■ **Given request**:
Write out the whole listing word for word.

Collection entries:
---------------

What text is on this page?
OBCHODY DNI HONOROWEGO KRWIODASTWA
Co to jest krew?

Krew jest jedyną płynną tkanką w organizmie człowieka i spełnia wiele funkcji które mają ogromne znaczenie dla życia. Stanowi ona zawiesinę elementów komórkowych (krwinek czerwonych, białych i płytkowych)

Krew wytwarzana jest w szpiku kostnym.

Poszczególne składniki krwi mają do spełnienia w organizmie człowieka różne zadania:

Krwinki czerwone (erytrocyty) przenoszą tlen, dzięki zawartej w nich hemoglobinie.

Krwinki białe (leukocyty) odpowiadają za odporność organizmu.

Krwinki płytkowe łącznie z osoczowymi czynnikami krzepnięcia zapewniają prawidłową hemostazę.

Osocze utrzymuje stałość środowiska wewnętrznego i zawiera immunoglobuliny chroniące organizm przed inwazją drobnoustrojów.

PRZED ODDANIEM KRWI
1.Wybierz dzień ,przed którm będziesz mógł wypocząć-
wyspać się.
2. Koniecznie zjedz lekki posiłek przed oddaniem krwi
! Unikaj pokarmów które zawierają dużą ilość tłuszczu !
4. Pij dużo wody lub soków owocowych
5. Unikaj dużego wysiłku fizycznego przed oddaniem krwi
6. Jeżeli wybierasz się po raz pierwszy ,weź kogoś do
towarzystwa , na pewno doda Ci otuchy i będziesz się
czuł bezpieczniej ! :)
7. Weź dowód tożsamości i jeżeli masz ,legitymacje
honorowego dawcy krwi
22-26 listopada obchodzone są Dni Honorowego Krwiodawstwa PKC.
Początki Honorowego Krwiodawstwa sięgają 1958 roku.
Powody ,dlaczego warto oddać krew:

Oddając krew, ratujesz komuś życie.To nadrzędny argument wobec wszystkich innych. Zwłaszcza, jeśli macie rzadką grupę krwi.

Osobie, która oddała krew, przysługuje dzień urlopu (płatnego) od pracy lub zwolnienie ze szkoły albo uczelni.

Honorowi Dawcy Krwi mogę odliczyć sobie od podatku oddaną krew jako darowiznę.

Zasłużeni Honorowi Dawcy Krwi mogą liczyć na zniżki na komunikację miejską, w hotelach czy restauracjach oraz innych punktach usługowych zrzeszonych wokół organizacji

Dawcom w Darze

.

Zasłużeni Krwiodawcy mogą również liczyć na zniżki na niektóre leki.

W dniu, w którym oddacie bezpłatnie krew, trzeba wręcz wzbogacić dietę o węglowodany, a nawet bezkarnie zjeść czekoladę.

---------------

■ **Response**:
What text is on this page?
OBCHODY DNI HONOROWEGO KRWIODASTWA
Co to jest krew?

Krew jest jedyną płynną tkanką w organizmie człowieka i spełnia wiele funkcji które mają ogromne znaczenie dla życia. Stanowi ona zawiesinę elementów komórkowych (krwinek czerwonych, białych i płytkowych)

Krew wytwarzana jest w szpiku kostnym.

Poszczególne składniki krwi mają do spełnienia w organizmie człowieka różne zadania:

Krwinki czerwone (erytrocyty) przenoszą tlen, dzięki zawartej w nich hemoglobinie.

Krwinki białe (leukocyty) odpowiadają za odporność organizmu.

Krwinki płytkowe łącznie z osoczowymi czynnikami krzepnięcia zapewniają prawidłową hemostazę.

Osocze utrzymuje stałość środowiska wewnętrznego i zawiera immunoglobuliny chroniące organizm przed inwazją drobnoustrojów.

PRZED ODDANIEM KRWI
1.Wybierz dzień ,przed którm będziesz mógł wypocząć-
wyspać się.
2. Koniecznie zjedz lekki posiłek przed oddaniem krwi
! Unikaj pokarmów które zawierają dużą ilość tłuszczu !
4. Pij dużo wody lub soków owocowych
5. Unikaj dużego wysiłku fizycznego przed oddaniem krwi
6. Jeżeli wybierasz się po raz pierwszy ,weź kogoś do
towarzystwa , na pewno doda Ci otuchy i będziesz się
czuł bezpieczniej ! :)
7. Weź dowód tożsamości i jeżeli masz ,legitymacje
honorowego dawcy krwi
22-26 listopada obchodzone są Dni Honorowego Krwiodawstwa PKC.
Początki Honorowego Krwiodawstwa sięgają 1958 roku.
Powody ,dlaczego warto oddać krew:

Oddając krew, ratujesz komuś życie.To nadrzędny argument wobec wszystkich innych. Zwłaszcza, jeśli macie rzadką grupę krwi.

Osobie, która oddała krew, przysługuje dzień urlopu (płatnego) od pracy lub zwolnienie ze szkoły albo uczelni.

Honorowi Dawcy Krwi mogę odliczyć sobie od podatku oddaną krew jako darowiznę.

Zasłużeni Honorowi Dawcy Krwi mogą liczyć na zniżki na komunikację miejską, w hotelach czy restauracjach oraz innych punktach usługowych zrzeszonych wokół organizacji

Dawcom w Darze

.

Zasłużeni Krwiodawcy mogą również liczyć na zniżki na niektóre leki.

W dniu, w którym oddacie bezpłatnie krew, trzeba wręcz wzbogacić dietę o węglowodany, a nawet bezkarnie zjeść czekoladę.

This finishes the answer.